**Records for processing**
━━━━━━━━━━━━━━━━
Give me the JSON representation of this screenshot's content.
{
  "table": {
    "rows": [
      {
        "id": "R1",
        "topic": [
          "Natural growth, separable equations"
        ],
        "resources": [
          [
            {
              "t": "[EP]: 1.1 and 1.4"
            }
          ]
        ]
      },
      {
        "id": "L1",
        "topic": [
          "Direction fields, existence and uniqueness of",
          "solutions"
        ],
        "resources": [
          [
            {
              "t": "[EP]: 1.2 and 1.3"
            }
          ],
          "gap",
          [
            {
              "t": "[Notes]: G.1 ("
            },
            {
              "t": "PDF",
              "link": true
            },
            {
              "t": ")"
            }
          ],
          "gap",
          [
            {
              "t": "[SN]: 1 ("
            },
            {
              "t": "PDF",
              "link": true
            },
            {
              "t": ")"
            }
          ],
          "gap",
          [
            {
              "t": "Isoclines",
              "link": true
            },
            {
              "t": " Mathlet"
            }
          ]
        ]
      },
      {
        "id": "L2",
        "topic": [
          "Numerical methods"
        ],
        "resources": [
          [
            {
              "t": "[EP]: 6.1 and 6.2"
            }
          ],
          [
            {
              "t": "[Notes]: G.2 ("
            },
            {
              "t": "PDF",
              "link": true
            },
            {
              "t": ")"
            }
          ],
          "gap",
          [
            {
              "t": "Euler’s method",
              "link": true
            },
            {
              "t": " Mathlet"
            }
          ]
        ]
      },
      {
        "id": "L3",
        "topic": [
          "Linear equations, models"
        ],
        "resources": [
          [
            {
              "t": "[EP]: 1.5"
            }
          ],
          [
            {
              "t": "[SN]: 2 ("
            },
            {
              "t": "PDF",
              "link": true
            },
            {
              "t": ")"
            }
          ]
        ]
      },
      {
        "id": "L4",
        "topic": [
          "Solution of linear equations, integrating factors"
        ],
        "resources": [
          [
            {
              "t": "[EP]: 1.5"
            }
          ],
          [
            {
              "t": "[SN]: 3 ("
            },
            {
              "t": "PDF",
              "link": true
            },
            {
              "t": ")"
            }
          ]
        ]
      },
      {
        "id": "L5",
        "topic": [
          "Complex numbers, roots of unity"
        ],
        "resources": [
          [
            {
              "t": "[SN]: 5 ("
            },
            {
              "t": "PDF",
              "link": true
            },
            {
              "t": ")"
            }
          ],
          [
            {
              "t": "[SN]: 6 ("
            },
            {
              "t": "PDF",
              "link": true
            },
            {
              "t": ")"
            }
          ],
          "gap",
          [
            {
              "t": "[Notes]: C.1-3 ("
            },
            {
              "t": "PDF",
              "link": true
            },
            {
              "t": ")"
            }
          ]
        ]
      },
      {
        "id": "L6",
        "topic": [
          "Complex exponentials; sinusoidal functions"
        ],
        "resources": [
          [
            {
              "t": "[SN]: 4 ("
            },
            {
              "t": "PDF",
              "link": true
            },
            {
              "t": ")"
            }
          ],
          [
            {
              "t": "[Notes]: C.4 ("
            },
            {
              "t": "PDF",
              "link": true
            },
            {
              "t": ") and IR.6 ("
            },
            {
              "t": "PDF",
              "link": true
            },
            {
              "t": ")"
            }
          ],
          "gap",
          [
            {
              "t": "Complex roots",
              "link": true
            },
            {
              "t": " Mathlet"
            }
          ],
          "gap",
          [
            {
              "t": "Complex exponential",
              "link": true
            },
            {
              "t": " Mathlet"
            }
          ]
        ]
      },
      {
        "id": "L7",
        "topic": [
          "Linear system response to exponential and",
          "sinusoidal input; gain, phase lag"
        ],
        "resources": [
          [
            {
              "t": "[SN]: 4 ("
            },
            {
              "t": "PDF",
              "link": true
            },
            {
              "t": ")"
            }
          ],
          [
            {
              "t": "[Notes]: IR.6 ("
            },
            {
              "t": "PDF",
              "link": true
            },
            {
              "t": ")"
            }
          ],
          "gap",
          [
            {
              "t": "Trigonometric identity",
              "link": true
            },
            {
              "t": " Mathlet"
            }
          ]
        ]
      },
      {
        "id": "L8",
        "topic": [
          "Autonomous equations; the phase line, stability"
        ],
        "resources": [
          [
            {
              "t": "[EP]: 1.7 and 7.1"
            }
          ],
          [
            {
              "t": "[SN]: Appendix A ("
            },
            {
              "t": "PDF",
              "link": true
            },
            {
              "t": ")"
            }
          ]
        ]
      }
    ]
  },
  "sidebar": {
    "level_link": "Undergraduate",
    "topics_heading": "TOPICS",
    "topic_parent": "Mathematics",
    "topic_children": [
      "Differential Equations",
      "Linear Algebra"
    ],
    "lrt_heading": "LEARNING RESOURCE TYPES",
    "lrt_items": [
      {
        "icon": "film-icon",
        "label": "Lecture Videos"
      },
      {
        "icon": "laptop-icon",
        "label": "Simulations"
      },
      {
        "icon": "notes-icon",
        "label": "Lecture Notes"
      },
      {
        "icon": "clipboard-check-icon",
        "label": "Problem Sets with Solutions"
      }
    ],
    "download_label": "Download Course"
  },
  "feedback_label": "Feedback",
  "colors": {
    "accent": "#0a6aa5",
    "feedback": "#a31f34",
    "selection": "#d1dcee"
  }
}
━━━━━━━━━━━━━━━━
**Goal**
Using the listing above, please repeat every entry exactly.

**Task answer**
Give me the JSON representation of this screenshot's content.
{
  "table": {
    "rows": [
      {
        "id": "R1",
        "topic": [
          "Natural growth, separable equations"
        ],
        "resources": [
          [
            {
              "t": "[EP]: 1.1 and 1.4"
            }
          ]
        ]
      },
      {
        "id": "L1",
        "topic": [
          "Direction fields, existence and uniqueness of",
          "solutions"
        ],
        "resources": [
          [
            {
              "t": "[EP]: 1.2 and 1.3"
            }
          ],
          "gap",
          [
            {
              "t": "[Notes]: G.1 ("
            },
            {
              "t": "PDF",
              "link": true
            },
            {
              "t": ")"
            }
          ],
          "gap",
          [
            {
              "t": "[SN]: 1 ("
            },
            {
              "t": "PDF",
              "link": true
            },
            {
              "t": ")"
            }
          ],
          "gap",
          [
            {
              "t": "Isoclines",
              "link": true
            },
            {
              "t": " Mathlet"
            }
          ]
        ]
      },
      {
        "id": "L2",
        "topic": [
          "Numerical methods"
        ],
        "resources": [
          [
            {
              "t": "[EP]: 6.1 and 6.2"
            }
          ],
          [
            {
              "t": "[Notes]: G.2 ("
            },
            {
              "t": "PDF",
              "link": true
            },
            {
              "t": ")"
            }
          ],
          "gap",
          [
            {
              "t": "Euler’s method",
              "link": true
            },
            {
              "t": " Mathlet"
            }
          ]
        ]
      },
      {
        "id": "L3",
        "topic": [
          "Linear equations, models"
        ],
        "resources": [
          [
            {
              "t": "[EP]: 1.5"
            }
          ],
          [
            {
              "t": "[SN]: 2 ("
            },
            {
              "t": "PDF",
              "link": true
            },
            {
              "t": ")"
            }
          ]
        ]
      },
      {
        "id": "L4",
        "topic": [
          "Solution of linear equations, integrating factors"
        ],
        "resources": [
          [
            {
              "t": "[EP]: 1.5"
            }
          ],
          [
            {
              "t": "[SN]: 3 ("
            },
            {
              "t": "PDF",
              "link": true
            },
            {
              "t": ")"
            }
          ]
        ]
      },
      {
        "id": "L5",
        "topic": [
          "Complex numbers, roots of unity"
        ],
        "resources": [
          [
            {
              "t": "[SN]: 5 ("
            },
            {
              "t": "PDF",
              "link": true
            },
            {
              "t": ")"
            }
          ],
          [
            {
              "t": "[SN]: 6 ("
            },
            {
              "t": "PDF",
              "link": true
            },
            {
              "t": ")"
            }
          ],
          "gap",
          [
            {
              "t": "[Notes]: C.1-3 ("
            },
            {
              "t": "PDF",
              "link": true
            },
            {
              "t": ")"
            }
          ]
        ]
      },
      {
        "id": "L6",
        "topic": [
          "Complex exponentials; sinusoidal functions"
        ],
        "resources": [
          [
            {
              "t": "[SN]: 4 ("
            },
            {
              "t": "PDF",
              "link": true
            },
            {
              "t": ")"
            }
          ],
          [
            {
              "t": "[Notes]: C.4 ("
            },
            {
              "t": "PDF",
              "link": true
            },
            {
              "t": ") and IR.6 ("
            },
            {
              "t": "PDF",
              "link": true
            },
            {
              "t": ")"
            }
          ],
          "gap",
          [
            {
              "t": "Complex roots",
              "link": true
            },
            {
              "t": " Mathlet"
            }
          ],
          "gap",
          [
            {
              "t": "Complex exponential",
              "link": true
            },
            {
              "t": " Mathlet"
            }
          ]
        ]
      },
      {
        "id": "L7",
        "topic": [
          "Linear system response to exponential and",
          "sinusoidal input; gain, phase lag"
        ],
        "resources": [
          [
            {
              "t": "[SN]: 4 ("
            },
            {
              "t": "PDF",
              "link": true
            },
            {
              "t": ")"
            }
          ],
          [
            {
              "t": "[Notes]: IR.6 ("
            },
            {
              "t": "PDF",
              "link": true
            },
            {
              "t": ")"
            }
          ],
          "gap",
          [
            {
              "t": "Trigonometric identity",
              "link": true
            },
            {
              "t": " Mathlet"
            }
          ]
        ]
      },
      {
        "id": "L8",
        "topic": [
          "Autonomous equations; the phase line, stability"
        ],
        "resources": [
          [
            {
              "t": "[EP]: 1.7 and 7.1"
            }
          ],
          [
            {
              "t": "[SN]: Appendix A ("
            },
            {
              "t": "PDF",
              "link": true
            },
            {
              "t": ")"
            }
          ]
        ]
      }
    ]
  },
  "sidebar": {
    "level_link": "Undergraduate",
    "topics_heading": "TOPICS",
    "topic_parent": "Mathematics",
    "topic_children": [
      "Differential Equations",
      "Linear Algebra"
    ],
    "lrt_heading": "LEARNING RESOURCE TYPES",
    "lrt_items": [
      {
        "icon": "film-icon",
        "label": "Lecture Videos"
      },
      {
        "icon": "laptop-icon",
        "label": "Simulations"
      },
      {
        "icon": "notes-icon",
        "label": "Lecture Notes"
      },
      {
        "icon": "clipboard-check-icon",
        "label": "Problem Sets with Solutions"
      }
    ],
    "download_label": "Download Course"
  },
  "feedback_label": "Feedback",
  "colors": {
    "accent": "#0a6aa5",
    "feedback": "#a31f34",
    "selection": "#d1dcee"
  }
}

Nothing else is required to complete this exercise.